● Task to complete
From the entries provided below, copy each line that contains the word "сентябрь".

## BEGIN

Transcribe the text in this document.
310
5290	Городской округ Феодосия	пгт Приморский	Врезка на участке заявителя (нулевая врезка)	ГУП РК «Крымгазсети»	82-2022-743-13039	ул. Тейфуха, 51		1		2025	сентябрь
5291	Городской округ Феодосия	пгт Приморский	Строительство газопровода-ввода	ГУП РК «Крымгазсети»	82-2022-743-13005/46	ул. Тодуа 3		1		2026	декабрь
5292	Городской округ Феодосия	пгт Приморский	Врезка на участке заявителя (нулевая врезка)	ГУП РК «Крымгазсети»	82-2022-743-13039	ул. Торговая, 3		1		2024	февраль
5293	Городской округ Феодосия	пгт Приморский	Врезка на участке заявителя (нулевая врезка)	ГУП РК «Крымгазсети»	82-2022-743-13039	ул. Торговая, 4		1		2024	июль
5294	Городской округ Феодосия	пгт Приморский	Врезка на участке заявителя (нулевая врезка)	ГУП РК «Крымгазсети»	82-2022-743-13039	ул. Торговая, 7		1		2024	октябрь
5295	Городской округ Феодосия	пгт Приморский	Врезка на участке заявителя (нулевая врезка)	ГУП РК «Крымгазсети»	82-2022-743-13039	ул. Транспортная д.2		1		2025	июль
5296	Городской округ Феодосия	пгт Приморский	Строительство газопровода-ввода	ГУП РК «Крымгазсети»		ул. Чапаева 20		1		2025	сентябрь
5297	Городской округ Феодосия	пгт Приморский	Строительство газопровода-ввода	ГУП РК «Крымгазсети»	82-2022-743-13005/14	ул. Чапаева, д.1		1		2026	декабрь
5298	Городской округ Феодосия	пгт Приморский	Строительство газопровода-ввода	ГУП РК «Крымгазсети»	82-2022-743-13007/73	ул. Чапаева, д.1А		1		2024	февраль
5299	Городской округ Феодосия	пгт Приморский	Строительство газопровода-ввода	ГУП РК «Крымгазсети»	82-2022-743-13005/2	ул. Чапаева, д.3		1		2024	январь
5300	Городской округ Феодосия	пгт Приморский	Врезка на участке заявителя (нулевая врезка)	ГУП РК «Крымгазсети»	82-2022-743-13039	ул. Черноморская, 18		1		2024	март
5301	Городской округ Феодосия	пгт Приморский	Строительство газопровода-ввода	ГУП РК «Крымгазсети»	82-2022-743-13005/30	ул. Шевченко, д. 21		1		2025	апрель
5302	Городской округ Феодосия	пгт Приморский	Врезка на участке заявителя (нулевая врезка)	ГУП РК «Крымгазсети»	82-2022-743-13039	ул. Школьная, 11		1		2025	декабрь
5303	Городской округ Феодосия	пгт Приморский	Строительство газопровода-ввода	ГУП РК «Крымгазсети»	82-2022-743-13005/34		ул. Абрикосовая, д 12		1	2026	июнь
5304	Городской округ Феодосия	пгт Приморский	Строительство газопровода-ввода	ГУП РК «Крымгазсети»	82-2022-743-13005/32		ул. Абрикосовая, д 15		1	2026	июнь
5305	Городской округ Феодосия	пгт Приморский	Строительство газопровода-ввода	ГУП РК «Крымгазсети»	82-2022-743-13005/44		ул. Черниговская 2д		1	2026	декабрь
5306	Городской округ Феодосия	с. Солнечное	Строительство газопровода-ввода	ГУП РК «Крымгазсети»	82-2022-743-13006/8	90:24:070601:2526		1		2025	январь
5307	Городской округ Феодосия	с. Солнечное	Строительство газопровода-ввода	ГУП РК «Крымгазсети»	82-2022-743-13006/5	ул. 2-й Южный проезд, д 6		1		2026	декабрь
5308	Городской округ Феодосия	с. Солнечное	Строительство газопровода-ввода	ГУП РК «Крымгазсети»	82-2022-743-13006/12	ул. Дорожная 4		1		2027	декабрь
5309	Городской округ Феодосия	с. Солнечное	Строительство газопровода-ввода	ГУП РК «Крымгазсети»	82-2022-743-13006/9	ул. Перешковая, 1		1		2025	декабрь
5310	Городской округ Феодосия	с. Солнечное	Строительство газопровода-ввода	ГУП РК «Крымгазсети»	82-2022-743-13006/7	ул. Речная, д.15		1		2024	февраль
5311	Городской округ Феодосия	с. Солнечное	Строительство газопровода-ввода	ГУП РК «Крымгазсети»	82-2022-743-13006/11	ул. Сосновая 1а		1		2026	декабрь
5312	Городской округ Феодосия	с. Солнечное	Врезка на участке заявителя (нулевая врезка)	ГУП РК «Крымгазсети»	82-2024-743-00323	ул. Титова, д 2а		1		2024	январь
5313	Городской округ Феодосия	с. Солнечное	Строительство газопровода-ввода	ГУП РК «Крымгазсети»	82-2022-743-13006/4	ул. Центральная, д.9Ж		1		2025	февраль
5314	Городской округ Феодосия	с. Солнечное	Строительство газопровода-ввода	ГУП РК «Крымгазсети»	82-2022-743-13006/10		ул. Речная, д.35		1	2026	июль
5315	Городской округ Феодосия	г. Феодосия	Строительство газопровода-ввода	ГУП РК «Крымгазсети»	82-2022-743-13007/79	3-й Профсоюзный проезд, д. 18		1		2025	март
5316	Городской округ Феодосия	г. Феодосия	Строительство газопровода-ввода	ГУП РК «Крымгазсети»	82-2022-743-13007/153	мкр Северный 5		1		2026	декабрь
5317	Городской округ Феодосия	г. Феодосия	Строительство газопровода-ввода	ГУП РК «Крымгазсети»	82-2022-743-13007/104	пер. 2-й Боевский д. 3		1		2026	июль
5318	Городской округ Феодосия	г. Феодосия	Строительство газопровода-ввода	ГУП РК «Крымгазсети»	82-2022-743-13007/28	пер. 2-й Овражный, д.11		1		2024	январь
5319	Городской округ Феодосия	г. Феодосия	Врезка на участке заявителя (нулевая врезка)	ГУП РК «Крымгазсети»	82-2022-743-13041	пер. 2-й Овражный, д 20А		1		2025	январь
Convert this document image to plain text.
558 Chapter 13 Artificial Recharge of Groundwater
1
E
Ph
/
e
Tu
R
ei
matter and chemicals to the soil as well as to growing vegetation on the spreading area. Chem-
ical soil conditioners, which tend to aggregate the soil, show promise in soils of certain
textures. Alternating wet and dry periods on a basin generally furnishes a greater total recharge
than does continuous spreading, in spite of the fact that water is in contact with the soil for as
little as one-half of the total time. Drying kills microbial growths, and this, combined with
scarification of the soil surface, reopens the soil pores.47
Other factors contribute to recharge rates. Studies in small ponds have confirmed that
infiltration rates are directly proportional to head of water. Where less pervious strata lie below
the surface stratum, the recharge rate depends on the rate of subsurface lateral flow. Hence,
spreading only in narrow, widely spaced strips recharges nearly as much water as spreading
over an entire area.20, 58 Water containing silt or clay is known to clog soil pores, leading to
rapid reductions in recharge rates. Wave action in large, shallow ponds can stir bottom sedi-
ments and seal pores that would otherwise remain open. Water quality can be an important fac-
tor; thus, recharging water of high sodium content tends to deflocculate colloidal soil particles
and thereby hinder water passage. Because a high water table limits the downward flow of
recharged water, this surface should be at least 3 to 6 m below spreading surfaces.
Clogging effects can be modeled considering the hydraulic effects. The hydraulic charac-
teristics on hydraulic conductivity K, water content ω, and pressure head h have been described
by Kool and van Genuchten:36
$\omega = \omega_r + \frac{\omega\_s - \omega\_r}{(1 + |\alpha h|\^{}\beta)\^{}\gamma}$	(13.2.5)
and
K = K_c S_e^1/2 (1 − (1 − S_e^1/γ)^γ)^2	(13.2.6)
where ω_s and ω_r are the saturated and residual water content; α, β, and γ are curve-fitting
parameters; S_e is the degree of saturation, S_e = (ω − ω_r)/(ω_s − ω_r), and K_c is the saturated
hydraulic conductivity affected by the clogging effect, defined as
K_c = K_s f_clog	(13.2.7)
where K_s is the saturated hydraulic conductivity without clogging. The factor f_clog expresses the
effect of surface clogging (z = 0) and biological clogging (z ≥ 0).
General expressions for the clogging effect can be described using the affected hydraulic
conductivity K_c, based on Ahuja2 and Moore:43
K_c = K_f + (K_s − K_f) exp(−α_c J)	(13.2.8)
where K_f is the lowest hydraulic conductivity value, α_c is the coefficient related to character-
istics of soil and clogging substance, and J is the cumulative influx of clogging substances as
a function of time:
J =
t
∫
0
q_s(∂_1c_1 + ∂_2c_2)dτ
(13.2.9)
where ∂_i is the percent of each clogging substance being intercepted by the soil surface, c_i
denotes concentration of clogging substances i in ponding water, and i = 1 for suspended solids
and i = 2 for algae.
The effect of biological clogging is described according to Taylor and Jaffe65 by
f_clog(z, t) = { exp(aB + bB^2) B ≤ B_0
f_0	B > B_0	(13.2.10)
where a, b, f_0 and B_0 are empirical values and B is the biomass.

## END

● Complete answer
5290	Городской округ Феодосия	пгт Приморский	Врезка на участке заявителя (нулевая врезка)	ГУП РК «Крымгазсети»	82-2022-743-13039	ул. Тейфуха, 51		1		2025	сентябрь
5296	Городской округ Феодосия	пгт Приморский	Строительство газопровода-ввода	ГУП РК «Крымгазсети»		ул. Чапаева 20		1		2025	сентябрь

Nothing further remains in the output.